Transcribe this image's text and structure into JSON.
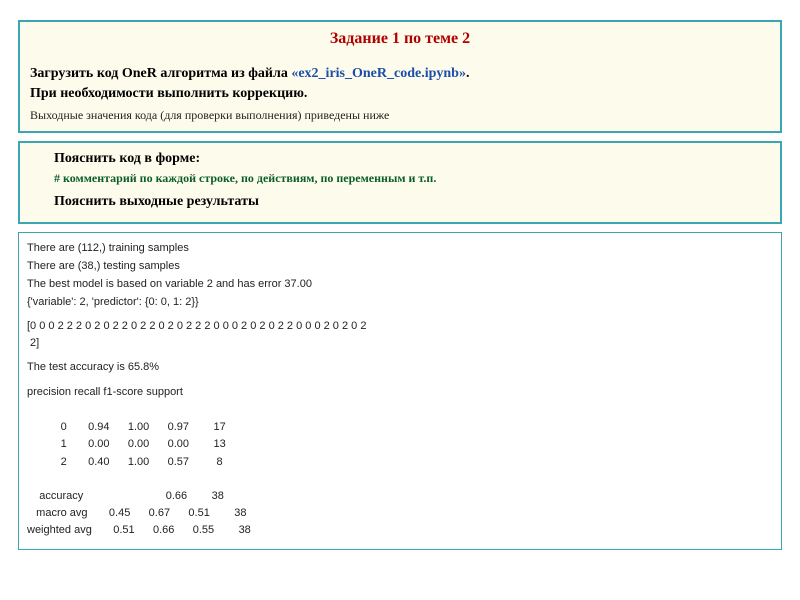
{
  "panel1": {
    "title": "Задание 1 по теме 2",
    "line1_prefix": "Загрузить код OneR алгоритма из файла ",
    "line1_file": "«ex2_iris_OneR_code.ipynb»",
    "line1_suffix": ".",
    "line2": "При необходимости выполнить коррекцию.",
    "note": "Выходные значения кода (для проверки выполнения) приведены ниже"
  },
  "panel2": {
    "head": "Пояснить код в форме:",
    "comment": "# комментарий по каждой строке, по действиям, по переменным и т.п.",
    "head2": "Пояснить выходные результаты"
  },
  "output": {
    "l1": "There are (112,) training samples",
    "l2": "There are (38,) testing samples",
    "l3": "The best model is based on variable 2 and has error 37.00",
    "l4": "{'variable': 2, 'predictor': {0: 0, 1: 2}}",
    "array": "[0 0 0 2 2 2 0 2 0 2 2 0 2 2 0 2 0 2 2 2 0 0 0 2 0 2 0 2 2 0 0 0 2 0 2 0 2\n 2]",
    "acc": "The test accuracy is 65.8%",
    "report_header": "precision    recall  f1-score   support",
    "report_body": "\n           0       0.94      1.00      0.97        17\n           1       0.00      0.00      0.00        13\n           2       0.40      1.00      0.57         8\n\n    accuracy                           0.66        38\n   macro avg       0.45      0.67      0.51        38\nweighted avg       0.51      0.66      0.55        38"
  }
}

____

#### WRITTEN PROBLEM
Your answer should be a single number: how many lines of the material contain the word "samples".

#### ANSWER TO THIS EXERCISE
2